Recorded data
▽

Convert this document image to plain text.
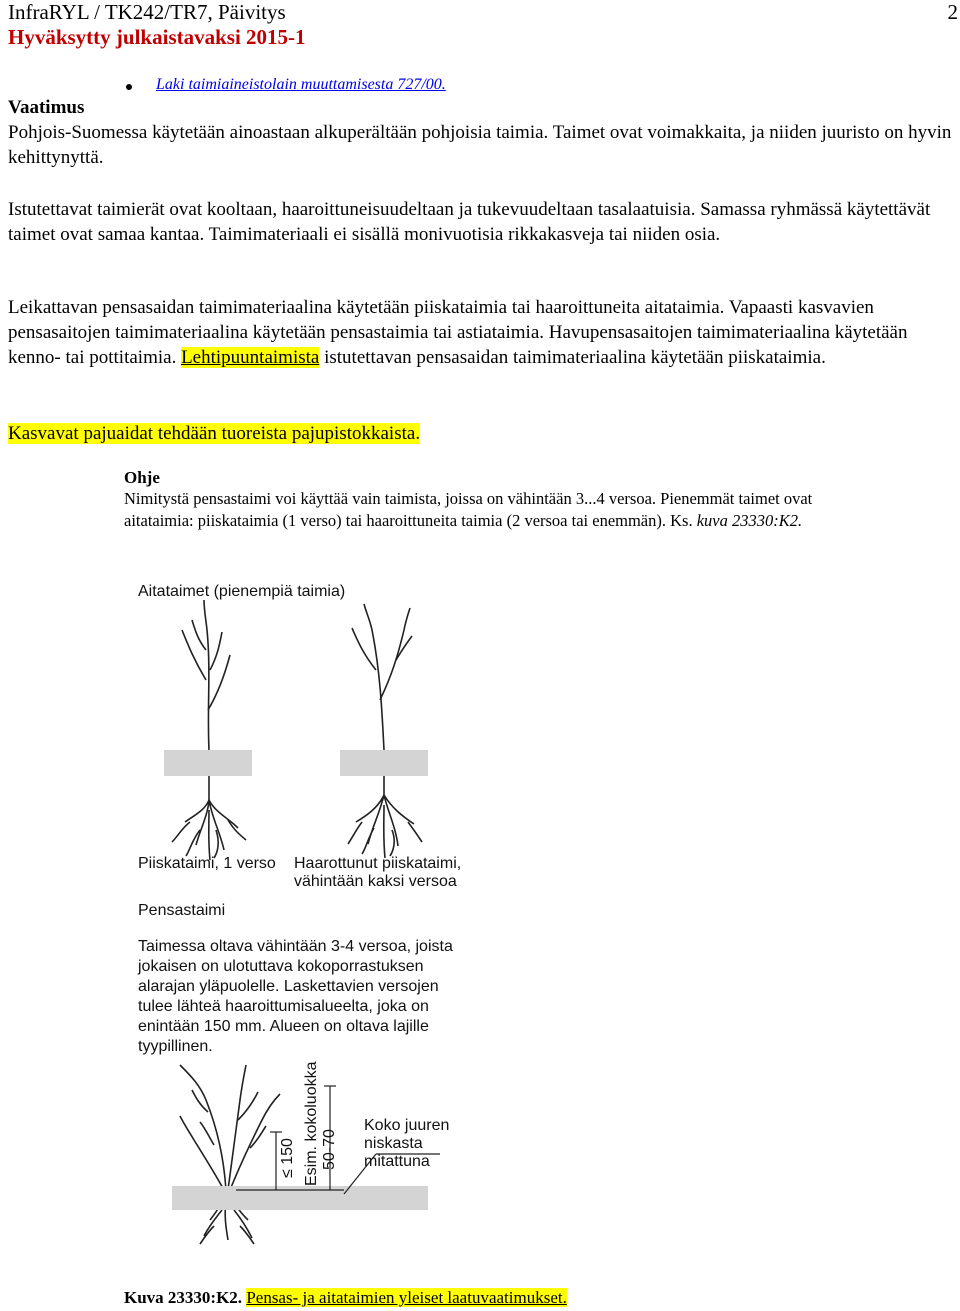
InfraRYL / TK242/TR7, Päivitys
Hyväksytty julkaistavaksi 2015-1
2
Laki taimiaineistolain muuttamisesta 727/00.
Vaatimus
Pohjois-Suomessa käytetään ainoastaan alkuperältään pohjoisia taimia. Taimet ovat voimakkaita, ja niiden juuristo on hyvin kehittynyttä.
Istutettavat taimierät ovat kooltaan, haaroittuneisuudeltaan ja tukevuudeltaan tasalaatuisia. Samassa ryhmässä käytettävät taimet ovat samaa kantaa. Taimimateriaali ei sisällä monivuotisia rikkakasveja tai niiden osia.
Leikattavan pensasaidan taimimateriaalina käytetään piiskataimia tai haaroittuneita aitataimia. Vapaasti kasvavien pensasaitojen taimimateriaalina käytetään pensastaimia tai astiataimia. Havupensasaitojen taimimateriaalina käytetään kenno- tai pottitaimia. Lehtipuuntaimista istutettavan pensasaidan taimimateriaalina käytetään piiskataimia.
Kasvavat pajuaidat tehdään tuoreista pajupistokkaista.
Ohje
Nimitystä pensastaimi voi käyttää vain taimista, joissa on vähintään 3...4 versoa. Pienemmät taimet ovat aitataimia: piiskataimia (1 verso) tai haaroittuneita taimia (2 versoa tai enemmän). Ks. kuva 23330:K2.
Aitataimet (pienempiä taimia)
Piiskataimi, 1 verso Haarottunut piiskataimi,
vähintään kaksi versoa
Pensastaimi
Taimessa oltava vähintään 3-4 versoa, joista
jokaisen on ulotuttava kokoporrastuksen
alarajan yläpuolelle. Laskettavien versojen
tulee lähteä haaroittumisalueelta, joka on
enintään 150 mm. Alueen on oltava lajille
tyypillinen.
≤ 150 Esim. kokoluokka 50-70
Koko juuren
niskasta
mitattuna
Kuva 23330:K2. Pensas- ja aitataimien yleiset laatuvaatimukset.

△

Goal
Write out the whole listing again, exactly, with no pictures.

Correct response
Convert this document image to plain text.
InfraRYL / TK242/TR7, Päivitys
Hyväksytty julkaistavaksi 2015-1
2
Laki taimiaineistolain muuttamisesta 727/00.
Vaatimus
Pohjois-Suomessa käytetään ainoastaan alkuperältään pohjoisia taimia. Taimet ovat voimakkaita, ja niiden juuristo on hyvin kehittynyttä.
Istutettavat taimierät ovat kooltaan, haaroittuneisuudeltaan ja tukevuudeltaan tasalaatuisia. Samassa ryhmässä käytettävät taimet ovat samaa kantaa. Taimimateriaali ei sisällä monivuotisia rikkakasveja tai niiden osia.
Leikattavan pensasaidan taimimateriaalina käytetään piiskataimia tai haaroittuneita aitataimia. Vapaasti kasvavien pensasaitojen taimimateriaalina käytetään pensastaimia tai astiataimia. Havupensasaitojen taimimateriaalina käytetään kenno- tai pottitaimia. Lehtipuuntaimista istutettavan pensasaidan taimimateriaalina käytetään piiskataimia.
Kasvavat pajuaidat tehdään tuoreista pajupistokkaista.
Ohje
Nimitystä pensastaimi voi käyttää vain taimista, joissa on vähintään 3...4 versoa. Pienemmät taimet ovat aitataimia: piiskataimia (1 verso) tai haaroittuneita taimia (2 versoa tai enemmän). Ks. kuva 23330:K2.
Aitataimet (pienempiä taimia)
Piiskataimi, 1 verso Haarottunut piiskataimi,
vähintään kaksi versoa
Pensastaimi
Taimessa oltava vähintään 3-4 versoa, joista
jokaisen on ulotuttava kokoporrastuksen
alarajan yläpuolelle. Laskettavien versojen
tulee lähteä haaroittumisalueelta, joka on
enintään 150 mm. Alueen on oltava lajille
tyypillinen.
≤ 150 Esim. kokoluokka 50-70
Koko juuren
niskasta
mitattuna
Kuva 23330:K2. Pensas- ja aitataimien yleiset laatuvaatimukset.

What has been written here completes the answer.